(Dataset rows)

····················

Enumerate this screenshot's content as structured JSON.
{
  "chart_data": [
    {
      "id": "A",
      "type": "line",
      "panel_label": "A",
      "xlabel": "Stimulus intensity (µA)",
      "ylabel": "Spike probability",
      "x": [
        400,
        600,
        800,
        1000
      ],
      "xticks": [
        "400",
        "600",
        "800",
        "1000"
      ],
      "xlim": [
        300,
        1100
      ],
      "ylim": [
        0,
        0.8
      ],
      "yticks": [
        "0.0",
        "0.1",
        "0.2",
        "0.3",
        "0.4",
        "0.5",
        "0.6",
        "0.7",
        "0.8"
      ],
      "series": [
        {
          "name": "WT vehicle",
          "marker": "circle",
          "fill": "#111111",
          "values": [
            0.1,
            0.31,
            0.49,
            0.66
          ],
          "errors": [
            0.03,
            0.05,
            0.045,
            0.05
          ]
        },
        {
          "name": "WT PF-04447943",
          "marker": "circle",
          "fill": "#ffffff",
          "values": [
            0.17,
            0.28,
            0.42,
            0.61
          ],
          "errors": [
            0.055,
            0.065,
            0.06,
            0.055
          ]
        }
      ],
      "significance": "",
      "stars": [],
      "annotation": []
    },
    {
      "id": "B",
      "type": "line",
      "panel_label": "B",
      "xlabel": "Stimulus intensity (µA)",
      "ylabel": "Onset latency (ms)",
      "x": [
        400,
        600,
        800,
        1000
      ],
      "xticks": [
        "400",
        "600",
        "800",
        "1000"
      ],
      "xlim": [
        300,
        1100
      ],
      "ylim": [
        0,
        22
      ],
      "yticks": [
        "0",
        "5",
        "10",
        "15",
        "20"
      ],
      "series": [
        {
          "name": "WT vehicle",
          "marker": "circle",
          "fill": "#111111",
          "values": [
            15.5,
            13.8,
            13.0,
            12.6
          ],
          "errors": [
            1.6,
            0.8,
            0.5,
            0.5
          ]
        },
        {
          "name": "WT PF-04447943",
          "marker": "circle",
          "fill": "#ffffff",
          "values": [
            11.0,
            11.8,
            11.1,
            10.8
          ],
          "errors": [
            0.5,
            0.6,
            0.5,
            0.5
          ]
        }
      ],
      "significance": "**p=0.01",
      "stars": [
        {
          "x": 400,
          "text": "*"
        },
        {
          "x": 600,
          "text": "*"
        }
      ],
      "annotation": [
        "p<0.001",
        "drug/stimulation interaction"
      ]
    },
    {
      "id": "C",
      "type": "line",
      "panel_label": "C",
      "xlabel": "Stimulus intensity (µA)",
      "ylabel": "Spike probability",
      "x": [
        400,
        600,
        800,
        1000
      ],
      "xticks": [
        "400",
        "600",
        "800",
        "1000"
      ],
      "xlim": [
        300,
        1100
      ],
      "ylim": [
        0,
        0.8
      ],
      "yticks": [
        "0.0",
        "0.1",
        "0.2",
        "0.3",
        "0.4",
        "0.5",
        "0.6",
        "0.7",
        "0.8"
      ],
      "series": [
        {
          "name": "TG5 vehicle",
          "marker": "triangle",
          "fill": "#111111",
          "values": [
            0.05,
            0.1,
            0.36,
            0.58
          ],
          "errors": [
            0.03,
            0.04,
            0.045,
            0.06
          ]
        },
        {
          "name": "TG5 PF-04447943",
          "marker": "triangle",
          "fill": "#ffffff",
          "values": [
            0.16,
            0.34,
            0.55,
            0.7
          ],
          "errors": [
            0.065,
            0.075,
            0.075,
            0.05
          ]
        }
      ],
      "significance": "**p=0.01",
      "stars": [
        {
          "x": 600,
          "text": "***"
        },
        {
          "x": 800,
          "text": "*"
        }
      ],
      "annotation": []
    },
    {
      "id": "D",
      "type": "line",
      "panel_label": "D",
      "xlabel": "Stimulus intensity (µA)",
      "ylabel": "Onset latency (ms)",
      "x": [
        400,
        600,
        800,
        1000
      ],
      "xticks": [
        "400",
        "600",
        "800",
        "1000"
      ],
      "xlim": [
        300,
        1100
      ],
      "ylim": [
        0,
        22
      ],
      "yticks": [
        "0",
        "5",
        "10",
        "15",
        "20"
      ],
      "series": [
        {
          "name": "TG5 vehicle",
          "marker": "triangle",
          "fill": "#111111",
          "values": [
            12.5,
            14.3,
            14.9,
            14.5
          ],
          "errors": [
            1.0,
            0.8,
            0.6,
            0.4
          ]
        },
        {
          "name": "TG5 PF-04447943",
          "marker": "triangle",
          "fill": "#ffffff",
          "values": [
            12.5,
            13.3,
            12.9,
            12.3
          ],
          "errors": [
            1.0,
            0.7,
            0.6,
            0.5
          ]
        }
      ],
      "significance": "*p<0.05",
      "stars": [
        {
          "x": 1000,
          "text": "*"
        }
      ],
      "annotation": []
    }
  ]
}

····················

WHAT YOU WILL DO -
Please set down each line of the records exactly as given.

FINAL RESULT -
Enumerate this screenshot's content as structured JSON.
{
  "chart_data": [
    {
      "id": "A",
      "type": "line",
      "panel_label": "A",
      "xlabel": "Stimulus intensity (µA)",
      "ylabel": "Spike probability",
      "x": [
        400,
        600,
        800,
        1000
      ],
      "xticks": [
        "400",
        "600",
        "800",
        "1000"
      ],
      "xlim": [
        300,
        1100
      ],
      "ylim": [
        0,
        0.8
      ],
      "yticks": [
        "0.0",
        "0.1",
        "0.2",
        "0.3",
        "0.4",
        "0.5",
        "0.6",
        "0.7",
        "0.8"
      ],
      "series": [
        {
          "name": "WT vehicle",
          "marker": "circle",
          "fill": "#111111",
          "values": [
            0.1,
            0.31,
            0.49,
            0.66
          ],
          "errors": [
            0.03,
            0.05,
            0.045,
            0.05
          ]
        },
        {
          "name": "WT PF-04447943",
          "marker": "circle",
          "fill": "#ffffff",
          "values": [
            0.17,
            0.28,
            0.42,
            0.61
          ],
          "errors": [
            0.055,
            0.065,
            0.06,
            0.055
          ]
        }
      ],
      "significance": "",
      "stars": [],
      "annotation": []
    },
    {
      "id": "B",
      "type": "line",
      "panel_label": "B",
      "xlabel": "Stimulus intensity (µA)",
      "ylabel": "Onset latency (ms)",
      "x": [
        400,
        600,
        800,
        1000
      ],
      "xticks": [
        "400",
        "600",
        "800",
        "1000"
      ],
      "xlim": [
        300,
        1100
      ],
      "ylim": [
        0,
        22
      ],
      "yticks": [
        "0",
        "5",
        "10",
        "15",
        "20"
      ],
      "series": [
        {
          "name": "WT vehicle",
          "marker": "circle",
          "fill": "#111111",
          "values": [
            15.5,
            13.8,
            13.0,
            12.6
          ],
          "errors": [
            1.6,
            0.8,
            0.5,
            0.5
          ]
        },
        {
          "name": "WT PF-04447943",
          "marker": "circle",
          "fill": "#ffffff",
          "values": [
            11.0,
            11.8,
            11.1,
            10.8
          ],
          "errors": [
            0.5,
            0.6,
            0.5,
            0.5
          ]
        }
      ],
      "significance": "**p=0.01",
      "stars": [
        {
          "x": 400,
          "text": "*"
        },
        {
          "x": 600,
          "text": "*"
        }
      ],
      "annotation": [
        "p<0.001",
        "drug/stimulation interaction"
      ]
    },
    {
      "id": "C",
      "type": "line",
      "panel_label": "C",
      "xlabel": "Stimulus intensity (µA)",
      "ylabel": "Spike probability",
      "x": [
        400,
        600,
        800,
        1000
      ],
      "xticks": [
        "400",
        "600",
        "800",
        "1000"
      ],
      "xlim": [
        300,
        1100
      ],
      "ylim": [
        0,
        0.8
      ],
      "yticks": [
        "0.0",
        "0.1",
        "0.2",
        "0.3",
        "0.4",
        "0.5",
        "0.6",
        "0.7",
        "0.8"
      ],
      "series": [
        {
          "name": "TG5 vehicle",
          "marker": "triangle",
          "fill": "#111111",
          "values": [
            0.05,
            0.1,
            0.36,
            0.58
          ],
          "errors": [
            0.03,
            0.04,
            0.045,
            0.06
          ]
        },
        {
          "name": "TG5 PF-04447943",
          "marker": "triangle",
          "fill": "#ffffff",
          "values": [
            0.16,
            0.34,
            0.55,
            0.7
          ],
          "errors": [
            0.065,
            0.075,
            0.075,
            0.05
          ]
        }
      ],
      "significance": "**p=0.01",
      "stars": [
        {
          "x": 600,
          "text": "***"
        },
        {
          "x": 800,
          "text": "*"
        }
      ],
      "annotation": []
    },
    {
      "id": "D",
      "type": "line",
      "panel_label": "D",
      "xlabel": "Stimulus intensity (µA)",
      "ylabel": "Onset latency (ms)",
      "x": [
        400,
        600,
        800,
        1000
      ],
      "xticks": [
        "400",
        "600",
        "800",
        "1000"
      ],
      "xlim": [
        300,
        1100
      ],
      "ylim": [
        0,
        22
      ],
      "yticks": [
        "0",
        "5",
        "10",
        "15",
        "20"
      ],
      "series": [
        {
          "name": "TG5 vehicle",
          "marker": "triangle",
          "fill": "#111111",
          "values": [
            12.5,
            14.3,
            14.9,
            14.5
          ],
          "errors": [
            1.0,
            0.8,
            0.6,
            0.4
          ]
        },
        {
          "name": "TG5 PF-04447943",
          "marker": "triangle",
          "fill": "#ffffff",
          "values": [
            12.5,
            13.3,
            12.9,
            12.3
          ],
          "errors": [
            1.0,
            0.7,
            0.6,
            0.5
          ]
        }
      ],
      "significance": "*p<0.05",
      "stars": [
        {
          "x": 1000,
          "text": "*"
        }
      ],
      "annotation": []
    }
  ]
}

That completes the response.